> _EXERCISE OBJECTIVE_
Examine each line of the data. Copy those that contain the string "slip".

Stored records
□ □ □ □ □ □ □
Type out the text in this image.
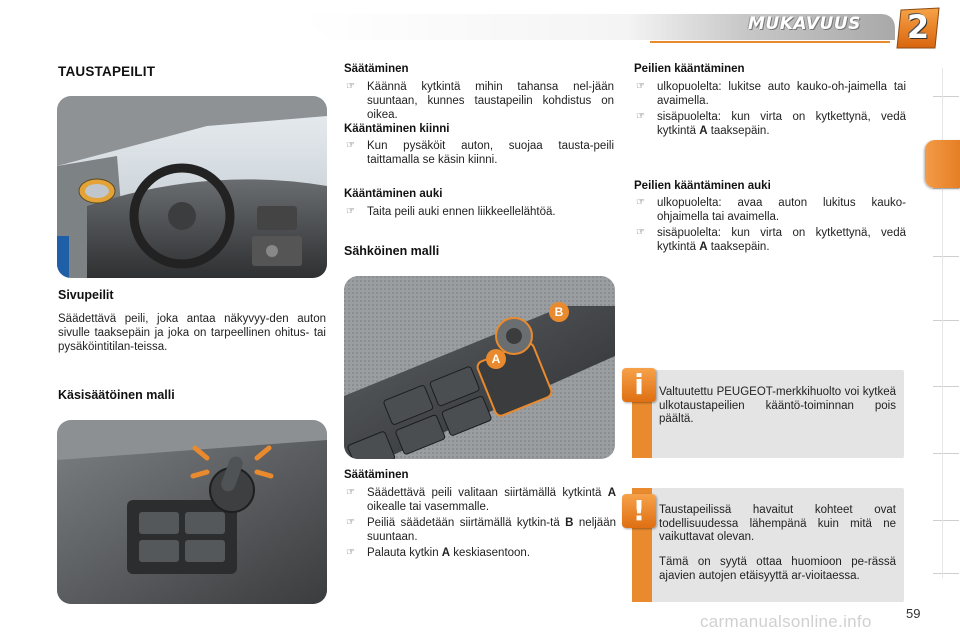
MUKAVUUS	2
TAUSTAPEILIT
Sivupeilit
Säädettävä peili, joka antaa näkyvyy-den auton sivulle taaksepäin ja joka on tarpeellinen ohitus- tai pysäköintitilan-teissa.
Käsisäätöinen malli
Säätäminen
☞ Käännä kytkintä mihin tahansa nel-jään suuntaan, kunnes taustapeilin kohdistus on oikea.
Kääntäminen kiinni
☞ Kun pysäköit auton, suojaa tausta-peili taittamalla se käsin kiinni.
Kääntäminen auki
☞ Taita peili auki ennen liikkeellelähtöä.
Sähköinen malli
B
A
Säätäminen
☞ Säädettävä peili valitaan siirtämällä kytkintä A oikealle tai vasemmalle.
☞ Peiliä säädetään siirtämällä kytkin-tä B neljään suuntaan.
☞ Palauta kytkin A keskiasentoon.
Peilien kääntäminen
☞ ulkopuolelta: lukitse auto kauko-oh-jaimella tai avaimella.
☞ sisäpuolelta: kun virta on kytkettynä, vedä kytkintä A taaksepäin.
Peilien kääntäminen auki
☞ ulkopuolelta: avaa auton lukitus kauko-ohjaimella tai avaimella.
☞ sisäpuolelta: kun virta on kytkettynä, vedä kytkintä A taaksepäin.
Valtuutettu PEUGEOT-merkkihuolto voi kytkeä ulkotaustapeilien kääntö-toiminnan pois päältä.
i
Taustapeilissä havaitut kohteet ovat todellisuudessa lähempänä kuin mitä ne vaikuttavat olevan.
Tämä on syytä ottaa huomioon pe-rässä ajavien autojen etäisyyttä ar-vioitaessa.
!
59
carmanualsonline.info
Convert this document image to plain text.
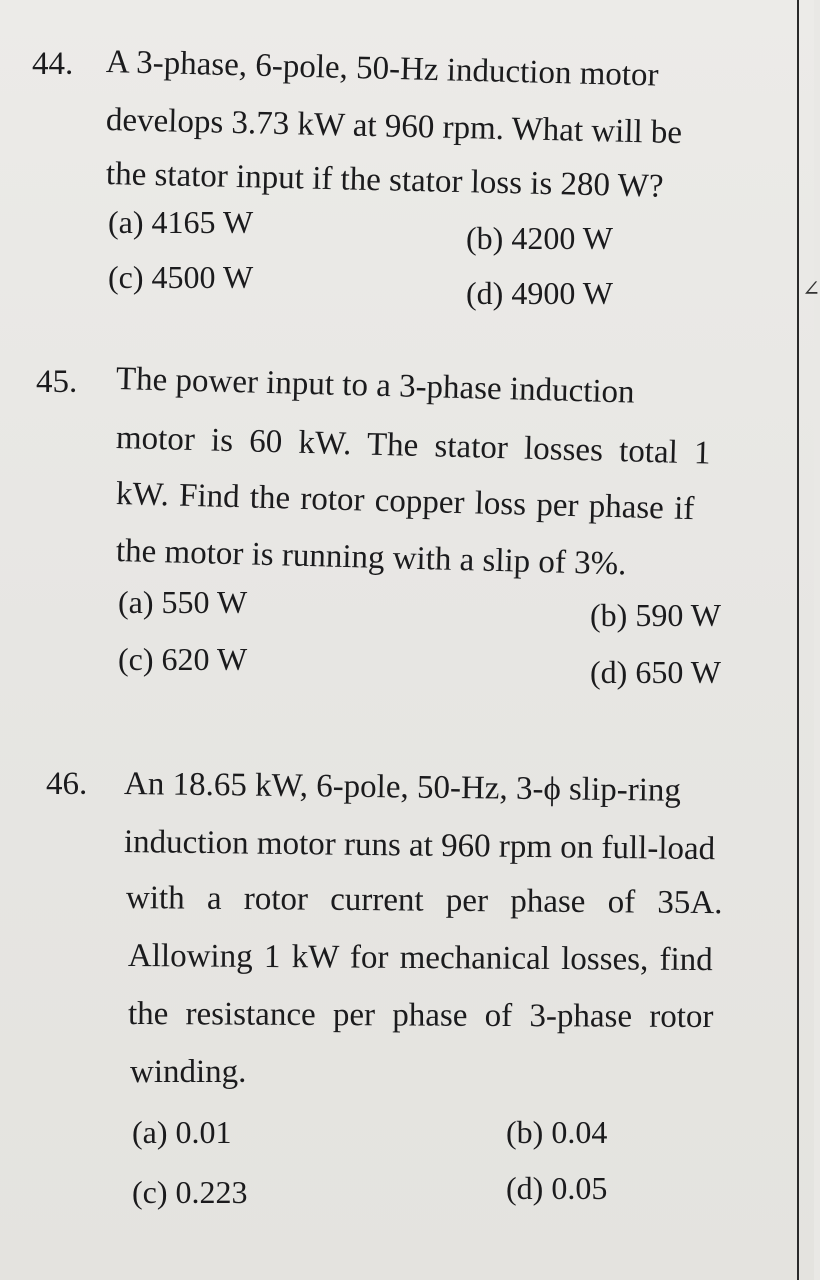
∠
44. A 3-phase, 6-pole, 50-Hz induction motor
develops 3.73 kW at 960 rpm. What will be
the stator input if the stator loss is 280 W?
(a) 4165 W	(b) 4200 W
(c) 4500 W	(d) 4900 W
45. The power input to a 3-phase induction
motor is 60 kW. The stator losses total 1
kW. Find the rotor copper loss per phase if
the motor is running with a slip of 3%.
(a) 550 W	(b) 590 W
(c) 620 W	(d) 650 W
46. An 18.65 kW, 6-pole, 50-Hz, 3-ϕ slip-ring
induction motor runs at 960 rpm on full-load
with a rotor current per phase of 35A.
Allowing 1 kW for mechanical losses, find
the resistance per phase of 3-phase rotor
winding.
(a) 0.01	(b) 0.04
(c) 0.223	(d) 0.05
□ □ □ □ □ □ □
> _ANSWER TO THE PROBLEM_
the motor is running with a slip of 3%.
46. An 18.65 kW, 6-pole, 50-Hz, 3-ϕ slip-ring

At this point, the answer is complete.